• **WRITTEN INSTRUCTION**: Gather all lines in the records below that include the word "between".
··· MATERIAL FOR THIS EXERCISE ···
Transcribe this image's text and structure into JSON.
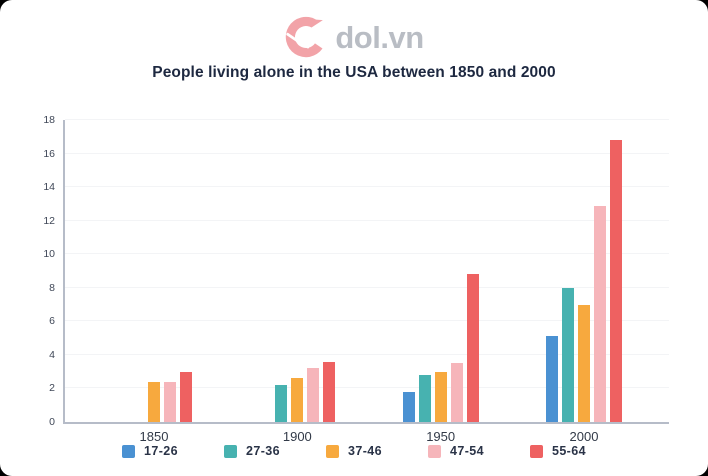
{
  "logo": {
    "text": "dol.vn",
    "mark_color": "#f2a3a8"
  },
  "title": "People living alone in the USA between 1850 and 2000",
  "chart_data": {
    "type": "bar",
    "title": "People living alone in the USA between 1850 and 2000",
    "categories": [
      "1850",
      "1900",
      "1950",
      "2000"
    ],
    "series": [
      {
        "name": "17-26",
        "color": "#4a91d2",
        "values": [
          0,
          0,
          1.8,
          5.1
        ]
      },
      {
        "name": "27-36",
        "color": "#47b2b0",
        "values": [
          0,
          2.2,
          2.8,
          8.0
        ]
      },
      {
        "name": "37-46",
        "color": "#f7a93e",
        "values": [
          2.4,
          2.6,
          3.0,
          7.0
        ]
      },
      {
        "name": "47-54",
        "color": "#f6b5ba",
        "values": [
          2.4,
          3.2,
          3.5,
          12.9
        ]
      },
      {
        "name": "55-64",
        "color": "#ee6161",
        "values": [
          3.0,
          3.6,
          8.8,
          16.8
        ]
      }
    ],
    "xlabel": "",
    "ylabel": "",
    "ylim": [
      0,
      18
    ],
    "ytick_step": 2,
    "grid": true,
    "legend_position": "bottom",
    "axis_color": "#b6bcc8",
    "gridline_color": "#f3f4f6"
  }
}
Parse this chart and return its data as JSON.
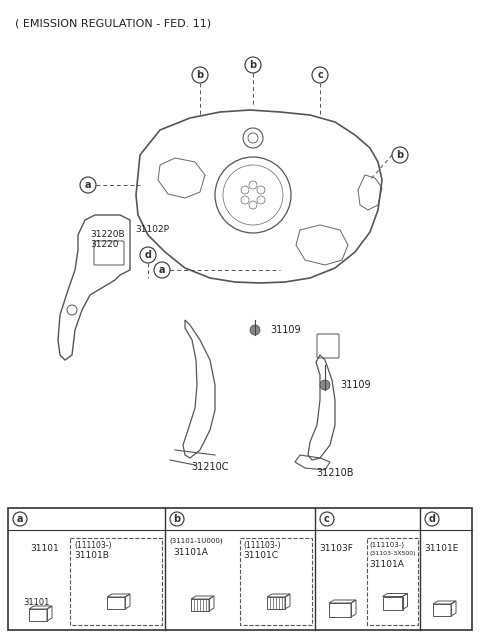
{
  "title": "( EMISSION REGULATION - FED. 11)",
  "bg_color": "#ffffff",
  "label_a": "a",
  "label_b": "b",
  "label_c": "c",
  "label_d": "d",
  "part_31220B": "31220B",
  "part_31220": "31220",
  "part_31102P": "31102P",
  "part_31109": "31109",
  "part_31210C": "31210C",
  "part_31210B": "31210B",
  "parts_table": {
    "col_a": {
      "label": "a",
      "items": [
        {
          "code": "31101",
          "has_dashed": false
        },
        {
          "code": "31101B",
          "sub": "(111103-)",
          "has_dashed": true
        }
      ]
    },
    "col_b": {
      "label": "b",
      "items": [
        {
          "code": "31101A",
          "sub": "(31101-1U000)",
          "has_dashed": false
        },
        {
          "code": "31101C",
          "sub": "(111103-)",
          "has_dashed": true
        }
      ]
    },
    "col_c": {
      "label": "c",
      "items": [
        {
          "code": "31103F",
          "has_dashed": false
        },
        {
          "code": "31101A",
          "sub1": "(111103-)",
          "sub2": "(31103-3X500)",
          "has_dashed": true
        }
      ]
    },
    "col_d": {
      "label": "d",
      "items": [
        {
          "code": "31101E",
          "has_dashed": false
        }
      ]
    }
  }
}
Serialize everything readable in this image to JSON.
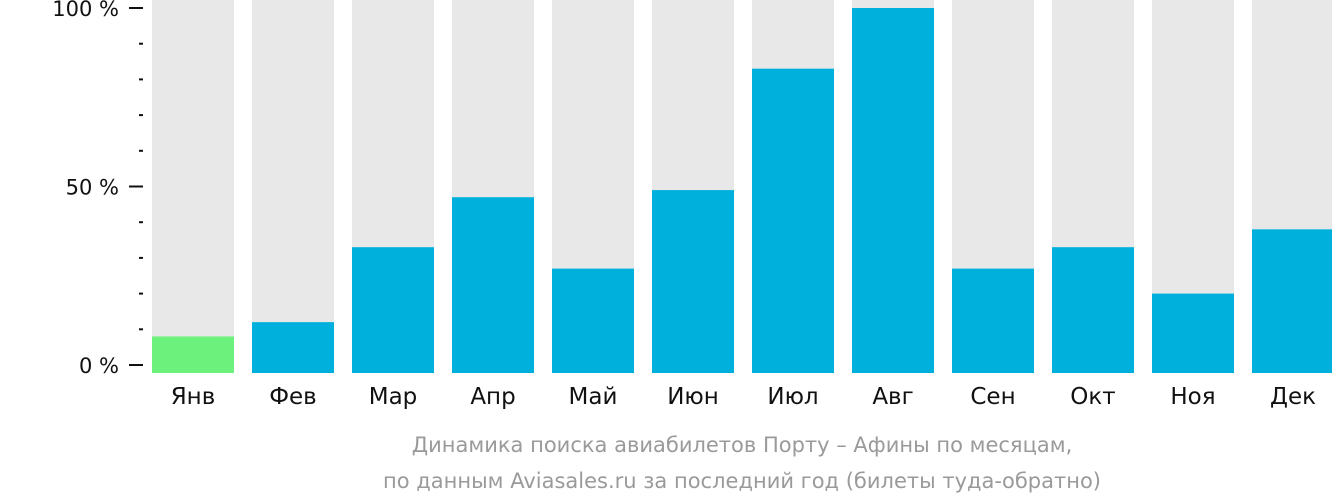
{
  "chart_data": {
    "type": "bar",
    "categories": [
      "Янв",
      "Фев",
      "Мар",
      "Апр",
      "Май",
      "Июн",
      "Июл",
      "Авг",
      "Сен",
      "Окт",
      "Ноя",
      "Дек"
    ],
    "values": [
      8,
      12,
      33,
      47,
      27,
      49,
      83,
      100,
      27,
      33,
      20,
      38
    ],
    "highlight_index": 0,
    "ylim": [
      0,
      100
    ],
    "yticks": [
      {
        "value": 0,
        "label": "0 %"
      },
      {
        "value": 50,
        "label": "50 %"
      },
      {
        "value": 100,
        "label": "100 %"
      }
    ],
    "minor_ticks": 10,
    "caption_line1": "Динамика поиска авиабилетов Порту – Афины по месяцам,",
    "caption_line2": "по данным Aviasales.ru за последний год (билеты туда-обратно)",
    "colors": {
      "bar": "#00b0dc",
      "highlight": "#6cf27c",
      "track": "#e8e8e8",
      "axis": "#111111",
      "caption": "#9a9a9a"
    }
  }
}
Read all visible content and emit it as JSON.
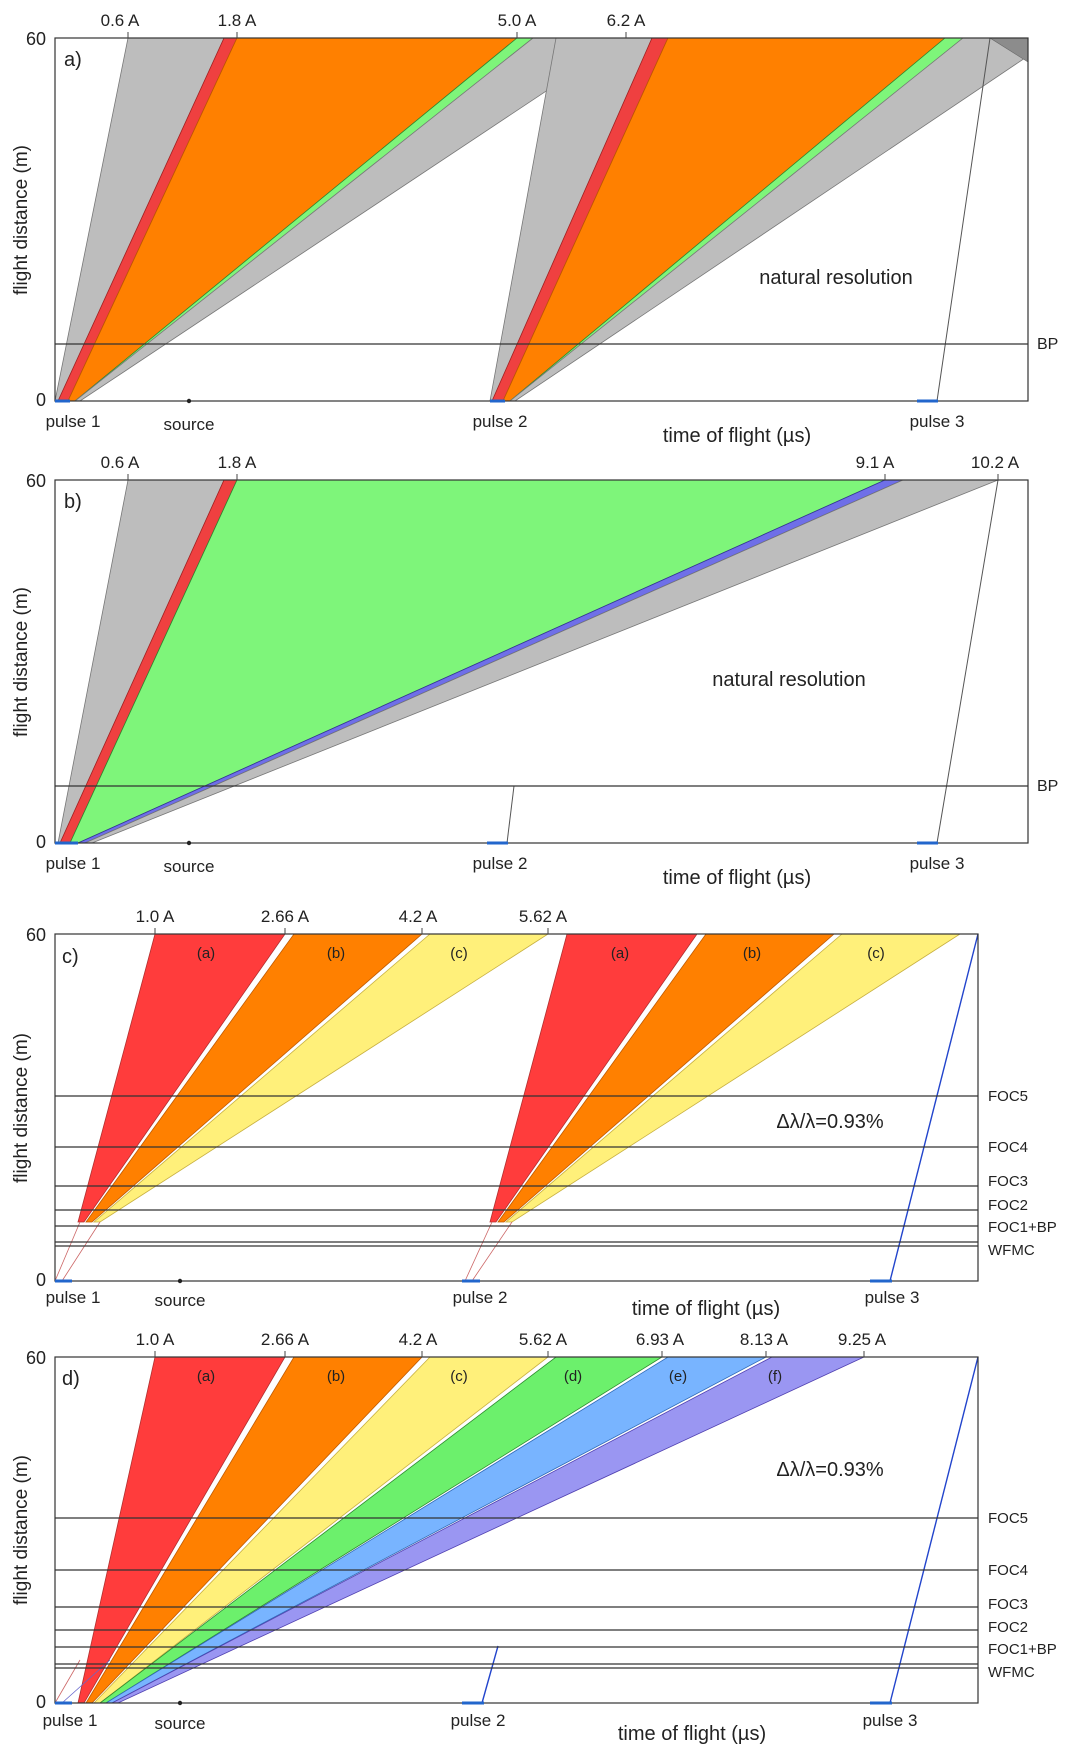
{
  "chart_data": [
    {
      "type": "area",
      "panel_label": "a)",
      "ylabel": "flight distance (m)",
      "xlabel": "time of flight (µs)",
      "y_ticks": [
        "0",
        "60"
      ],
      "ylim": [
        0,
        60
      ],
      "annotation": "natural resolution",
      "wavelength_labels": [
        "0.6 A",
        "1.8 A",
        "5.0 A",
        "6.2 A"
      ],
      "pulse_labels": [
        "pulse 1",
        "pulse 2",
        "pulse 3"
      ],
      "source_label": "source",
      "components": [
        {
          "name": "BP",
          "distance_m": 9.5
        }
      ],
      "band_colors": [
        "#bdbdbd",
        "#ef4040",
        "#ff8000",
        "#7ef57a"
      ],
      "frame_overlap_color": "#8c8c8c"
    },
    {
      "type": "area",
      "panel_label": "b)",
      "ylabel": "flight distance (m)",
      "xlabel": "time of flight (µs)",
      "y_ticks": [
        "0",
        "60"
      ],
      "ylim": [
        0,
        60
      ],
      "annotation": "natural resolution",
      "wavelength_labels": [
        "0.6 A",
        "1.8 A",
        "9.1 A",
        "10.2 A"
      ],
      "pulse_labels": [
        "pulse 1",
        "pulse 2",
        "pulse 3"
      ],
      "source_label": "source",
      "components": [
        {
          "name": "BP",
          "distance_m": 9.5
        }
      ],
      "band_colors": [
        "#bdbdbd",
        "#ef4040",
        "#7ef57a",
        "#6f6fe8"
      ]
    },
    {
      "type": "area",
      "panel_label": "c)",
      "ylabel": "flight distance (m)",
      "xlabel": "time of flight (µs)",
      "y_ticks": [
        "0",
        "60"
      ],
      "ylim": [
        0,
        60
      ],
      "annotation": "Δλ/λ=0.93%",
      "wavelength_labels": [
        "1.0 A",
        "2.66 A",
        "4.2 A",
        "5.62 A"
      ],
      "subframe_labels": [
        "(a)",
        "(b)",
        "(c)",
        "(a)",
        "(b)",
        "(c)"
      ],
      "pulse_labels": [
        "pulse 1",
        "pulse 2",
        "pulse 3"
      ],
      "source_label": "source",
      "components": [
        {
          "name": "FOC5",
          "distance_m": 31
        },
        {
          "name": "FOC4",
          "distance_m": 22.5
        },
        {
          "name": "FOC3",
          "distance_m": 16
        },
        {
          "name": "FOC2",
          "distance_m": 11.8
        },
        {
          "name": "FOC1+BP",
          "distance_m": 9
        },
        {
          "name": "WFMC",
          "distance_m": 6.4
        }
      ],
      "band_colors": [
        "#ff3c3c",
        "#ff8000",
        "#fff07a"
      ]
    },
    {
      "type": "area",
      "panel_label": "d)",
      "ylabel": "flight distance (m)",
      "xlabel": "time of flight (µs)",
      "y_ticks": [
        "0",
        "60"
      ],
      "ylim": [
        0,
        60
      ],
      "annotation": "Δλ/λ=0.93%",
      "wavelength_labels": [
        "1.0 A",
        "2.66 A",
        "4.2 A",
        "5.62 A",
        "6.93 A",
        "8.13 A",
        "9.25 A"
      ],
      "subframe_labels": [
        "(a)",
        "(b)",
        "(c)",
        "(d)",
        "(e)",
        "(f)"
      ],
      "pulse_labels": [
        "pulse 1",
        "pulse 2",
        "pulse 3"
      ],
      "source_label": "source",
      "components": [
        {
          "name": "FOC5",
          "distance_m": 31
        },
        {
          "name": "FOC4",
          "distance_m": 22.5
        },
        {
          "name": "FOC3",
          "distance_m": 16
        },
        {
          "name": "FOC2",
          "distance_m": 11.8
        },
        {
          "name": "FOC1+BP",
          "distance_m": 9
        },
        {
          "name": "WFMC",
          "distance_m": 6.4
        }
      ],
      "band_colors": [
        "#ff3c3c",
        "#ff8000",
        "#fff07a",
        "#6cf06c",
        "#78b4ff",
        "#9a96f2"
      ]
    }
  ]
}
···
• **SOLUTION**:
  "title": "People living alone in the USA between 1850 and 2000",
    "title": "People living alone in the USA between 1850 and 2000",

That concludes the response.